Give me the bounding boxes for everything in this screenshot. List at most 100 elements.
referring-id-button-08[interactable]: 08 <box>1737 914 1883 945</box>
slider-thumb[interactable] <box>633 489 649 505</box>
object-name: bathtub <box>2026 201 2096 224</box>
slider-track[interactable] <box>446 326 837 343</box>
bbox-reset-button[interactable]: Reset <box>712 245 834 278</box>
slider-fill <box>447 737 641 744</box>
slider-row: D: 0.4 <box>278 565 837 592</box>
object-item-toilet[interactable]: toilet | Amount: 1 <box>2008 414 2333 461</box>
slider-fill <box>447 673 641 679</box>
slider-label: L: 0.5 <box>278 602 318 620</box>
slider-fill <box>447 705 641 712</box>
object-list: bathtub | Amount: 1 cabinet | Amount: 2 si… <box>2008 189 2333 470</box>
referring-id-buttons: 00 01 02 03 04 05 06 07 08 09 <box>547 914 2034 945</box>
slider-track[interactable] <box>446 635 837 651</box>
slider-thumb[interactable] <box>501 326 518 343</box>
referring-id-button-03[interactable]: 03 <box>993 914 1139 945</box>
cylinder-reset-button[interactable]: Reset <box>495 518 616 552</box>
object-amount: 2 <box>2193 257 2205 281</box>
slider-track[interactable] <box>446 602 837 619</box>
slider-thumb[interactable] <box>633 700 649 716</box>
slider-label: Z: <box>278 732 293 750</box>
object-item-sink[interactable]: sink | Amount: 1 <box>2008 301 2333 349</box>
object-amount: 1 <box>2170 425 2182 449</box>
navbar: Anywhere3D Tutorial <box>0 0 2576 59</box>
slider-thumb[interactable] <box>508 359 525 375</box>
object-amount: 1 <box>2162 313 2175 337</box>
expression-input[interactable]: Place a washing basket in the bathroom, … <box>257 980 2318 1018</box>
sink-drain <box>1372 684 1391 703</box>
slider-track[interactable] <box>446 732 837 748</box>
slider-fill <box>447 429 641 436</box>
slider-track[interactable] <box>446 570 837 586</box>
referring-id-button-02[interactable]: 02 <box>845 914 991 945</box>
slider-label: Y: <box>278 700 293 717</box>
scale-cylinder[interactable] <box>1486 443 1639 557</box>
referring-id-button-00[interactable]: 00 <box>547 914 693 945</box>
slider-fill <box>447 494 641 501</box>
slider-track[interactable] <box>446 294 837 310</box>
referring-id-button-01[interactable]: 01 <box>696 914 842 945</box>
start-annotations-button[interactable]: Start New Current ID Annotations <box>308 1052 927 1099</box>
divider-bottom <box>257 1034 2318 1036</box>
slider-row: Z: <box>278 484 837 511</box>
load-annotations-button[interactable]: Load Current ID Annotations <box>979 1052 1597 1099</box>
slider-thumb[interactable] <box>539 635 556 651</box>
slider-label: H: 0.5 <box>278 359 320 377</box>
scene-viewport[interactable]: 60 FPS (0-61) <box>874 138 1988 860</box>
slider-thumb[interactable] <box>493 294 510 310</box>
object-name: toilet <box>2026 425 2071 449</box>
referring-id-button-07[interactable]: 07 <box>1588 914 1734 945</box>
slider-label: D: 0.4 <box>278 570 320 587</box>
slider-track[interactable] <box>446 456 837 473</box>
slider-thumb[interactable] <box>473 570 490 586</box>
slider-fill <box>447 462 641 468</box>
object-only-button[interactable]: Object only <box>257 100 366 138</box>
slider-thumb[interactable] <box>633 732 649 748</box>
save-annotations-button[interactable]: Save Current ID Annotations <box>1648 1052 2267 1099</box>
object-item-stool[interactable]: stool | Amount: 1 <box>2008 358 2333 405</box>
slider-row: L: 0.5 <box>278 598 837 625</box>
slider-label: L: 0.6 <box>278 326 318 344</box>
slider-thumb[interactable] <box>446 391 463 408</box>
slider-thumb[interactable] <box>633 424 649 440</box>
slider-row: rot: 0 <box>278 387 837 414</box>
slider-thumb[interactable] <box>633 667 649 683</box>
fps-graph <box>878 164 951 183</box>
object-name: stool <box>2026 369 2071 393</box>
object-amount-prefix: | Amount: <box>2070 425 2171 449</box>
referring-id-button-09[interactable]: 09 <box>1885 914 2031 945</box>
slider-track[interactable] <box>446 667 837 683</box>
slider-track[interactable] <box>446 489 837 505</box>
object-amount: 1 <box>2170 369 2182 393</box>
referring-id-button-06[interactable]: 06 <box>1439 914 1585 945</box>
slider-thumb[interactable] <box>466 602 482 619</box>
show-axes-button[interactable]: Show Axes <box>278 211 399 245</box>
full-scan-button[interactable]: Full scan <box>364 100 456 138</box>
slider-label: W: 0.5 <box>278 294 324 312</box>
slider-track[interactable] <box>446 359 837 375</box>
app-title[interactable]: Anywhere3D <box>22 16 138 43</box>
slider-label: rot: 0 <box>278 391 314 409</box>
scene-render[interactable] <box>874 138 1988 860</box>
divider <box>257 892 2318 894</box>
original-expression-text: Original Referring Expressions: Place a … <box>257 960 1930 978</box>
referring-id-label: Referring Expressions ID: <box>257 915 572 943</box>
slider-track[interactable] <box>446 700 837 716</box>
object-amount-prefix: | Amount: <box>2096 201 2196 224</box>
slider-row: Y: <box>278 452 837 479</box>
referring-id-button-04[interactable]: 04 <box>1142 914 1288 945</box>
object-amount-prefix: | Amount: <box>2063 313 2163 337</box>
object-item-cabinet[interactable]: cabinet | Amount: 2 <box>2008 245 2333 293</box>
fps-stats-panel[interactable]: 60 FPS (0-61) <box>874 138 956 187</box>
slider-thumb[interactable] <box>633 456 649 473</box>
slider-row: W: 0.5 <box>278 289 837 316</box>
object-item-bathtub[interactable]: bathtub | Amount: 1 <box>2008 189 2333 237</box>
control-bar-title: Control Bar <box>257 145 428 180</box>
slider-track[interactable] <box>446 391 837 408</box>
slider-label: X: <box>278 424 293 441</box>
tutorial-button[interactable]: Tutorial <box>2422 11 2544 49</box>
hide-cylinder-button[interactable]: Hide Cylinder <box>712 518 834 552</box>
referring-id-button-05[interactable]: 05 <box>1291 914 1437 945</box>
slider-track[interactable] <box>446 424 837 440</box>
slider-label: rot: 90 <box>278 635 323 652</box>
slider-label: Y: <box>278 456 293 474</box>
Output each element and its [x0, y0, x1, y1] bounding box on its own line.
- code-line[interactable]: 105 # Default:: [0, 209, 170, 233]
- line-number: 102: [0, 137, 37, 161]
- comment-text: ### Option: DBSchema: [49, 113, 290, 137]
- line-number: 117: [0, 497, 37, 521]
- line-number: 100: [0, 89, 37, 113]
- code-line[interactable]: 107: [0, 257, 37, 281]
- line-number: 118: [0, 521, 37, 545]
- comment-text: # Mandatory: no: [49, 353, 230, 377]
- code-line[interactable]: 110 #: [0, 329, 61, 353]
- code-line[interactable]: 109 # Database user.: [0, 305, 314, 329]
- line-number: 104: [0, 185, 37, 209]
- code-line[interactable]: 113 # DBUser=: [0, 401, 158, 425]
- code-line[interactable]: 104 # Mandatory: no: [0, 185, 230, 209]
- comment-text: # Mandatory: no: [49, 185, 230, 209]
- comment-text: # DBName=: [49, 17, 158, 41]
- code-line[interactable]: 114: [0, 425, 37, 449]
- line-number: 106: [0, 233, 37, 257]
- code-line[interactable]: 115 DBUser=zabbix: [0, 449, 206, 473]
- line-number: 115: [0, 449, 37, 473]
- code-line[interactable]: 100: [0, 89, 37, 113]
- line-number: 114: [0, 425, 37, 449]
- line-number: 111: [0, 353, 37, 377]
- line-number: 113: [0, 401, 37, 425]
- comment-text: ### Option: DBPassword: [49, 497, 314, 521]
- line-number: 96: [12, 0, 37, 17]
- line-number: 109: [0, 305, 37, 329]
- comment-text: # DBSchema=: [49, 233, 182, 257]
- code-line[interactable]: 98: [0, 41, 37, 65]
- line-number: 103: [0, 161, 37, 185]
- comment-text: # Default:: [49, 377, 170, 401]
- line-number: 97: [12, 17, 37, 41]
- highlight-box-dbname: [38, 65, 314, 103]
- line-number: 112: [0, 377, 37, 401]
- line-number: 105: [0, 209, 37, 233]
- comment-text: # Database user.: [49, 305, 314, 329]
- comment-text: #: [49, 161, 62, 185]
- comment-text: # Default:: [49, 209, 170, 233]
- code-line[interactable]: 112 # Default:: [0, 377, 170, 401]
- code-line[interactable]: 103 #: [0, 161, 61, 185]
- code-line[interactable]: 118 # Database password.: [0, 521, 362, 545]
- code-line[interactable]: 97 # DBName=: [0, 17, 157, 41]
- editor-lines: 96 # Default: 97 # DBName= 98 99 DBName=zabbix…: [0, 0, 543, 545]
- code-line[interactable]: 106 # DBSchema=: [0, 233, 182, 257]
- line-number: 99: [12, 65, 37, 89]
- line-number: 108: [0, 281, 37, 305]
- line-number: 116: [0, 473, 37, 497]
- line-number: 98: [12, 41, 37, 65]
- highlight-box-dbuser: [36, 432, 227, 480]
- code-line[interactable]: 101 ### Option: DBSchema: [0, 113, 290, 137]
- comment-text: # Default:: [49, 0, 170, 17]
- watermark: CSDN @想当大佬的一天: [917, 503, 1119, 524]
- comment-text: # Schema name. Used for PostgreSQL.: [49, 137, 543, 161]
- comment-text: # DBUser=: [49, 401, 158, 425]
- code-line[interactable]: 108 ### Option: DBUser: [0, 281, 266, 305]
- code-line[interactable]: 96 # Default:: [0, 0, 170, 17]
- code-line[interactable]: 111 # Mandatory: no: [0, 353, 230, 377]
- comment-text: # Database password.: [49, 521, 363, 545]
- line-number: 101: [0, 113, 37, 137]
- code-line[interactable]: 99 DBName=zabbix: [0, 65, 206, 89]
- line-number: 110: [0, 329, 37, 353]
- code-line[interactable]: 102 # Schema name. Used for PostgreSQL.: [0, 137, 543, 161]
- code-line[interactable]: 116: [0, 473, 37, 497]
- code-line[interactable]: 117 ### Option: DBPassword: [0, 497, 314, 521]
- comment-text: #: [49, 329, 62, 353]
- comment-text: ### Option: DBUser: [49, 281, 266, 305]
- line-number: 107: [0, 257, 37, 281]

* Goal: Which lines in the entries above contain the string "bounding" with matching case? Report each of those lines in full.

* Result:
Give me the bounding boxes for everything in this screenshot. List at most 100 elements.
Output each element and its [x0, y0, x1, y1] bounding box on its own line.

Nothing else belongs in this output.